_Source extract:_
++++

Government stinks

Should we fine or be fine with poop?

Artwork: Jed Helmers

By Sarah Sidlow

As a professional, no-nonsense journalist, I’m always looking for a good opportunity to write about pressing issues in our community.

Like poop.

That’s what the city of Oakwood was talking about in order to pass an amendment to the neighborhood’s nuisance ordinance regarding pet owners. The message: pick up, or pay up.

The requirement that pet owners pick up after their animals was already local law, it seems, but the wording was vague and there was no mention of a monetary penalty for noncompliance. Part of the amendment process is to clarify some of that important language: distinguishing droppings from furbabies, which will be considered a “public nuisance,” rather than scat from wild animals, whose waste would fall under the jurisdiction of the Ohio Department of Natural Resources. (Lucky them.)

Why is that important? Because public nuisances are finable offenses.

Most communities in Montgomery and Greene counties already have some type of ordinance that requires residents to pick up after their dogs. The penalties range from $10-$15 in Dayton all the way to $150 in Fairborn, Beavercreek, Huber Heights, and Kettering.

In Oakwood, the amendment implemented a $25 fine and a minor misdemeanor for the first offense, followed by $50 for each subsequent act of non-scooping negligence.

But it turns out there may be ambiguity in other local ordinances, as well. According to Dayton Daily News, many cities include picking up after your dog as a law, but don’t necessarily assign a fine.

++++

Page layout parsing data:
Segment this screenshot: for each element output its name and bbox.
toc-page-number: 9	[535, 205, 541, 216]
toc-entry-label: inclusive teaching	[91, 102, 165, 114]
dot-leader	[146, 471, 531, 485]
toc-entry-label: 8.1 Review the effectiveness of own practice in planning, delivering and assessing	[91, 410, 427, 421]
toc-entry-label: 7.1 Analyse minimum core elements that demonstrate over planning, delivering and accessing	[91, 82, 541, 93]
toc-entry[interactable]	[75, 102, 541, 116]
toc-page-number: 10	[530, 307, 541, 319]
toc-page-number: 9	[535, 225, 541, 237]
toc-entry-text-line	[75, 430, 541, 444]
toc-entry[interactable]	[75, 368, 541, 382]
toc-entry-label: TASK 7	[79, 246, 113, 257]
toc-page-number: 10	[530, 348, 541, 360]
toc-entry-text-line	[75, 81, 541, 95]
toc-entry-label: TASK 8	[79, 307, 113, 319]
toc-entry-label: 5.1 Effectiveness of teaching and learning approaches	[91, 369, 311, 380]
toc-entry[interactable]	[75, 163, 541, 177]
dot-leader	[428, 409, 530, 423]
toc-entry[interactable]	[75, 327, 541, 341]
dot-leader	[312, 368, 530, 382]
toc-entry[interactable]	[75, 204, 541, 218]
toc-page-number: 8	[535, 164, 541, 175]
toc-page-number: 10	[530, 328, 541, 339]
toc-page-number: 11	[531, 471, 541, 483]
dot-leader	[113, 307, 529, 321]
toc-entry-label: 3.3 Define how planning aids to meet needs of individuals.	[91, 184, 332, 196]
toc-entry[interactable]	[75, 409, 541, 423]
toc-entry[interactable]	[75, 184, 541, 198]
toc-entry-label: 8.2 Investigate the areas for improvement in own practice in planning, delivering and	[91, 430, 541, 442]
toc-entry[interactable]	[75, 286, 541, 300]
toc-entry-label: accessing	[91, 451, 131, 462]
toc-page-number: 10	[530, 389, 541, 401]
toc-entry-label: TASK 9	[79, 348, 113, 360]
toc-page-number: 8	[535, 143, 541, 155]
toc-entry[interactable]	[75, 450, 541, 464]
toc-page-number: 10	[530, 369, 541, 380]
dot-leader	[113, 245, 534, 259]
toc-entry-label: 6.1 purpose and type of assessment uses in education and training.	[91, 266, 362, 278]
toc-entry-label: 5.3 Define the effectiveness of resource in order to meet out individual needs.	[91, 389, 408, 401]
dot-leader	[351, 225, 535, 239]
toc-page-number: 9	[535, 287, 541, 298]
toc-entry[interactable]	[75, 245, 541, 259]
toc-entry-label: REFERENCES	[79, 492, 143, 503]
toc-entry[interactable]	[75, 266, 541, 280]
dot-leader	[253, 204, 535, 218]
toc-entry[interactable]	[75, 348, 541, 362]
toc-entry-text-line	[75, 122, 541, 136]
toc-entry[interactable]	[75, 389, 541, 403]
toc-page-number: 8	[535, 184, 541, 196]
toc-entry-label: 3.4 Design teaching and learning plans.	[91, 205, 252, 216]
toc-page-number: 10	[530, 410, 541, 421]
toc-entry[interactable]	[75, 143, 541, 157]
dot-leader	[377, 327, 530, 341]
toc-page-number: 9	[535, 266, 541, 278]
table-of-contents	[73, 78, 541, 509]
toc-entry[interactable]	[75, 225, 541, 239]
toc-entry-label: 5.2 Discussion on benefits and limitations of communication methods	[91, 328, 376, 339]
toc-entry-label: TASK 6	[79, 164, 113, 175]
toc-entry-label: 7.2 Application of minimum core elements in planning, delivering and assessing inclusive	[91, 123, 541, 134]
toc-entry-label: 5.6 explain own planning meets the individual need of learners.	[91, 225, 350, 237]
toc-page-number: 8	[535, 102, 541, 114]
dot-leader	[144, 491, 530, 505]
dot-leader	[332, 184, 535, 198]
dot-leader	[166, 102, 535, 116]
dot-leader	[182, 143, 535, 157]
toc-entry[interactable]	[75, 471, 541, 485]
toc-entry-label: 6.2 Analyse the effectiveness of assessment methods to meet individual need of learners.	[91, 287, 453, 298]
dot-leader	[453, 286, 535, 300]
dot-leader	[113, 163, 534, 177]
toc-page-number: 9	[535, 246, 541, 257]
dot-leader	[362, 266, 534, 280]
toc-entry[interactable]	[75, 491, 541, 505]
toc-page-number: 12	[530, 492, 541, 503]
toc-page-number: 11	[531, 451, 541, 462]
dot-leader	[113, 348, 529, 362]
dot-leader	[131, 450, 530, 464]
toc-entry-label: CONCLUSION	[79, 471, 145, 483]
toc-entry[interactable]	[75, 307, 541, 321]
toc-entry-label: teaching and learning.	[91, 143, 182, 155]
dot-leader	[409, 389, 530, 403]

++++

Referring to the article on pet waste fines, list every city that the text says charges a $150 penalty for failing to pick up after a dog.

Fairborn, Beavercreek, Huber Heights, and Kettering.